Starting at the line that contains "OCR this image.", print every remaining line of the entries, unchanged, and output nothing more.
::::
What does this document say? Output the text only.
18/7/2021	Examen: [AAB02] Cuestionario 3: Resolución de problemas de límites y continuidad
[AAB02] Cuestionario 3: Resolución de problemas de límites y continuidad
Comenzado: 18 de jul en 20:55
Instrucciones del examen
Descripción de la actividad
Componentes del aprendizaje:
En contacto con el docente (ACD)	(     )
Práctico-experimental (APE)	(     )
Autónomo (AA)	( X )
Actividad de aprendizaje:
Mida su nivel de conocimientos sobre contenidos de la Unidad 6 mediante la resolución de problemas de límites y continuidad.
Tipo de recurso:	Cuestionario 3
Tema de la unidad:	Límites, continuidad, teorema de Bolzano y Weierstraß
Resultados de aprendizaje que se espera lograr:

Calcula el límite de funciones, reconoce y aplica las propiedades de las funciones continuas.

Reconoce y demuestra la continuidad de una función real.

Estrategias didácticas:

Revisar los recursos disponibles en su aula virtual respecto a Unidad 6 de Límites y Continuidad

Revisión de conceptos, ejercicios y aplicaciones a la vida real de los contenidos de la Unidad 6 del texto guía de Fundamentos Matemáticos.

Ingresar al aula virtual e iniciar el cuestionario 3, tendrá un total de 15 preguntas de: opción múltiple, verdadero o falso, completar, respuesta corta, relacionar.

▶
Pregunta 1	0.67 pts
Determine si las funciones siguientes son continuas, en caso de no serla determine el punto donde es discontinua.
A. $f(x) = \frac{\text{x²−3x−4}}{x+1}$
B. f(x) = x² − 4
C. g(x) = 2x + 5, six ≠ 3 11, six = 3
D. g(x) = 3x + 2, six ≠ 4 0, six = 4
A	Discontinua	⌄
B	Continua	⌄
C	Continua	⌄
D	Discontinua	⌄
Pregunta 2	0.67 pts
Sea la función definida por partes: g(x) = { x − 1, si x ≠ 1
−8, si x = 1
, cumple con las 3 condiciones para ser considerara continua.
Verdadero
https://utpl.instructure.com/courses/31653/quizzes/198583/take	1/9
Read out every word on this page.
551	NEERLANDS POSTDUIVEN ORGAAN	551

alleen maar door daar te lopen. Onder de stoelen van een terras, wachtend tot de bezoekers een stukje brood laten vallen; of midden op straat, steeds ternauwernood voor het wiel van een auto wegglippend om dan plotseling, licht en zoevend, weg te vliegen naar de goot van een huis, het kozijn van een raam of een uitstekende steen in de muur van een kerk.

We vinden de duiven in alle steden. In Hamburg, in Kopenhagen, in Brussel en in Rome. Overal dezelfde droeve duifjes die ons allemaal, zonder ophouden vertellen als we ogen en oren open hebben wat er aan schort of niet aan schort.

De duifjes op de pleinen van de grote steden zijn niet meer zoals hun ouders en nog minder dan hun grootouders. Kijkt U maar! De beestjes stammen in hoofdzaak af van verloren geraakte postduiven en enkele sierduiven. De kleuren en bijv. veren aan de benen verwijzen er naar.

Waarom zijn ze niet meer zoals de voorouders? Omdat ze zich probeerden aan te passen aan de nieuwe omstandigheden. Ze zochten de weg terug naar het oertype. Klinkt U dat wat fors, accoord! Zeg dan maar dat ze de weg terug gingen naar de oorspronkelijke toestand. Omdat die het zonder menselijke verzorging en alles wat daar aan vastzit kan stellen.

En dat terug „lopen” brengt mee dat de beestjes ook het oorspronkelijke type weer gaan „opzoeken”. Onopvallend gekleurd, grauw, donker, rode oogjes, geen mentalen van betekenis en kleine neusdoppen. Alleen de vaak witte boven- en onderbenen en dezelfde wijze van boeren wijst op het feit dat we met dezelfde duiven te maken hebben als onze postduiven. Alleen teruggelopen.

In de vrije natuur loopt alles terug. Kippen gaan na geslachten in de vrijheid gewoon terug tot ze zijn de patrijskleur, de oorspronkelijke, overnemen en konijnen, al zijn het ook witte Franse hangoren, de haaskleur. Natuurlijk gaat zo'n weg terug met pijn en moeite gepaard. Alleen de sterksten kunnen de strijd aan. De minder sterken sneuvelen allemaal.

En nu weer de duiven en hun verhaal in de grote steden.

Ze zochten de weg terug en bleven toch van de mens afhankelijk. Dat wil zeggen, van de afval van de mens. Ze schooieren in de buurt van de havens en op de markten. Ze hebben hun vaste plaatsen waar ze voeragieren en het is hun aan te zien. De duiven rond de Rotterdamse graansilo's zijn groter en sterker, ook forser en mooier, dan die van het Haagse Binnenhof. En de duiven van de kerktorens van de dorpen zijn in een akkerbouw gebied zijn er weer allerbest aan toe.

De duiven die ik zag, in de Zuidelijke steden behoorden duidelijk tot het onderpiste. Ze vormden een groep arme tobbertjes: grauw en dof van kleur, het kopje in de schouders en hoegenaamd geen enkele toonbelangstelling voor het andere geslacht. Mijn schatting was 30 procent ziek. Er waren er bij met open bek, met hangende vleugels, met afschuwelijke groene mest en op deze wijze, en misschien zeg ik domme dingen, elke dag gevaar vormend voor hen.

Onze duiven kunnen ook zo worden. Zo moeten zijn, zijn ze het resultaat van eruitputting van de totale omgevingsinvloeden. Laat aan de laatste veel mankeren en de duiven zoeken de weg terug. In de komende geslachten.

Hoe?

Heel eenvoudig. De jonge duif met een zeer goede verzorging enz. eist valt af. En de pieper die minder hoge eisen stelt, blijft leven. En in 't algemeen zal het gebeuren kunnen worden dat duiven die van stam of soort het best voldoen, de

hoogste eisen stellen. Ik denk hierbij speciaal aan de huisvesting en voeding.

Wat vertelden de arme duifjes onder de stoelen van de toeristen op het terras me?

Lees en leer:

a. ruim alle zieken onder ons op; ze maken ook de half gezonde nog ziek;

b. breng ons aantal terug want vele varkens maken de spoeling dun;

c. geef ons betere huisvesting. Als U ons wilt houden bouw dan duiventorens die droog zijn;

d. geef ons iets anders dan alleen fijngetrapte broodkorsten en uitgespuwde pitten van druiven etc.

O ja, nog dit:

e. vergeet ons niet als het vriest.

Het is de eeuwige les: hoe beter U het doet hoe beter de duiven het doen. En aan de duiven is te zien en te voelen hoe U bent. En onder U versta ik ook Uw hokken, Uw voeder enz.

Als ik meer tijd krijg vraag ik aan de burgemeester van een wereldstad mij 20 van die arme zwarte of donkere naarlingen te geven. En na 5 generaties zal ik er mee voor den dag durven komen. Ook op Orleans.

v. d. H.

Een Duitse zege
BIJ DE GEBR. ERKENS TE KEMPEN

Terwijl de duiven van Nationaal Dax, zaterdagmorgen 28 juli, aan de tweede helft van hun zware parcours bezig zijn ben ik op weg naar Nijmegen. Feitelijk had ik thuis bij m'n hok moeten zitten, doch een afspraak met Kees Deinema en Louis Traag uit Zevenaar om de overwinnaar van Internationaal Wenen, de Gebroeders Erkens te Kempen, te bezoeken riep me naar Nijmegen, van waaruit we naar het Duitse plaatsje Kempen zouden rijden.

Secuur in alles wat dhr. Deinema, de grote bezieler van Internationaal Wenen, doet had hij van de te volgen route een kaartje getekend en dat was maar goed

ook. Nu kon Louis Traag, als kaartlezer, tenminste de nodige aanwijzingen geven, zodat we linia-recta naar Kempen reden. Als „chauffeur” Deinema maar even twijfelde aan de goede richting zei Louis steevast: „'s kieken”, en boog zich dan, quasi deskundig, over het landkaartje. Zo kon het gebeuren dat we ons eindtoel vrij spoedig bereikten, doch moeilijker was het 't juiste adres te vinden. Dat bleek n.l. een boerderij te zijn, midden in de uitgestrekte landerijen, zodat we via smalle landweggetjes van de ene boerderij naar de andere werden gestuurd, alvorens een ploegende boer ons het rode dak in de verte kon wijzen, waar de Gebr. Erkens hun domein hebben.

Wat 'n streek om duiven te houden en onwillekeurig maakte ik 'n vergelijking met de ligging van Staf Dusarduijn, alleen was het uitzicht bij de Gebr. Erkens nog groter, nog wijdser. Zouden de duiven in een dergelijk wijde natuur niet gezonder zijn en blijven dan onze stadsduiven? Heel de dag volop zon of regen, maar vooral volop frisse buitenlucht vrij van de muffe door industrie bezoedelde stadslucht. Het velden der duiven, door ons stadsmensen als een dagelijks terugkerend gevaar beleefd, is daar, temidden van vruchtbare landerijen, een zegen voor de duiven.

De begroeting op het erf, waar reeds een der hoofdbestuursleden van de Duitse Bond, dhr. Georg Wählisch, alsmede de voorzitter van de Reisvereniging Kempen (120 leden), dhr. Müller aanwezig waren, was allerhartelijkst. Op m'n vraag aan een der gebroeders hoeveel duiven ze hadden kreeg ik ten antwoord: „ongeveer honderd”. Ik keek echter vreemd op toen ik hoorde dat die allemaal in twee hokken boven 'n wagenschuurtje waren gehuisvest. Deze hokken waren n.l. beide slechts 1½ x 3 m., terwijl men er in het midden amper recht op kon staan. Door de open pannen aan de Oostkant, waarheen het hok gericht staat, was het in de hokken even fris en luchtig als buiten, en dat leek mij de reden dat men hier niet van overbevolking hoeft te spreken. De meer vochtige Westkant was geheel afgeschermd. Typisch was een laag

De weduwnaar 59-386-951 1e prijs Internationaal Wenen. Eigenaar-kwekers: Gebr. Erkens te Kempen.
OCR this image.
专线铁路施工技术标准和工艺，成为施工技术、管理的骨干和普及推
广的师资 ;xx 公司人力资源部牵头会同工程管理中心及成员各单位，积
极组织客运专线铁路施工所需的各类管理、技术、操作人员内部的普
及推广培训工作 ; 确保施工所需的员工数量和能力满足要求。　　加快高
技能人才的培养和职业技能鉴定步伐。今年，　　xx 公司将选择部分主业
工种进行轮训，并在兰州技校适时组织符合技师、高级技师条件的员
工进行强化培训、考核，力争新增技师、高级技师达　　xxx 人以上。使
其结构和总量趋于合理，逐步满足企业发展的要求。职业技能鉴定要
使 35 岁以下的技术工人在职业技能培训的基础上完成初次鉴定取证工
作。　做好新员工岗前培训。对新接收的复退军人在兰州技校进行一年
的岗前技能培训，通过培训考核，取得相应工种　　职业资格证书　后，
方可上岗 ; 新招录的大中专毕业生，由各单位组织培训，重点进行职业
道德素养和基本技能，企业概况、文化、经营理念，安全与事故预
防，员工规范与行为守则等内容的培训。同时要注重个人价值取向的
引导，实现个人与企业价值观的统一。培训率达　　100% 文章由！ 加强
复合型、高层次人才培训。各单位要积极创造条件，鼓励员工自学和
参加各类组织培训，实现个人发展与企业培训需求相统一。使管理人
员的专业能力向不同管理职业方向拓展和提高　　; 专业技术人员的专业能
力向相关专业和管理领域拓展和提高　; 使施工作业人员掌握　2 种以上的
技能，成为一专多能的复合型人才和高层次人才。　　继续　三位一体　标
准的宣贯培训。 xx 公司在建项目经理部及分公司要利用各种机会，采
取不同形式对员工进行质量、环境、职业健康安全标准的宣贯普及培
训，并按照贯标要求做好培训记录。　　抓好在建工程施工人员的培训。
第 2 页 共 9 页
::::
**THE COMPLETED TASK:**
OCR this image.
专线铁路施工技术标准和工艺，成为施工技术、管理的骨干和普及推
广的师资 ;xx 公司人力资源部牵头会同工程管理中心及成员各单位，积
极组织客运专线铁路施工所需的各类管理、技术、操作人员内部的普
及推广培训工作 ; 确保施工所需的员工数量和能力满足要求。　　加快高
技能人才的培养和职业技能鉴定步伐。今年，　　xx 公司将选择部分主业
工种进行轮训，并在兰州技校适时组织符合技师、高级技师条件的员
工进行强化培训、考核，力争新增技师、高级技师达　　xxx 人以上。使
其结构和总量趋于合理，逐步满足企业发展的要求。职业技能鉴定要
使 35 岁以下的技术工人在职业技能培训的基础上完成初次鉴定取证工
作。　做好新员工岗前培训。对新接收的复退军人在兰州技校进行一年
的岗前技能培训，通过培训考核，取得相应工种　　职业资格证书　后，
方可上岗 ; 新招录的大中专毕业生，由各单位组织培训，重点进行职业
道德素养和基本技能，企业概况、文化、经营理念，安全与事故预
防，员工规范与行为守则等内容的培训。同时要注重个人价值取向的
引导，实现个人与企业价值观的统一。培训率达　　100% 文章由！ 加强
复合型、高层次人才培训。各单位要积极创造条件，鼓励员工自学和
参加各类组织培训，实现个人发展与企业培训需求相统一。使管理人
员的专业能力向不同管理职业方向拓展和提高　　; 专业技术人员的专业能
力向相关专业和管理领域拓展和提高　; 使施工作业人员掌握　2 种以上的
技能，成为一专多能的复合型人才和高层次人才。　　继续　三位一体　标
准的宣贯培训。 xx 公司在建项目经理部及分公司要利用各种机会，采
取不同形式对员工进行质量、环境、职业健康安全标准的宣贯普及培
训，并按照贯标要求做好培训记录。　　抓好在建工程施工人员的培训。
第 2 页 共 9 页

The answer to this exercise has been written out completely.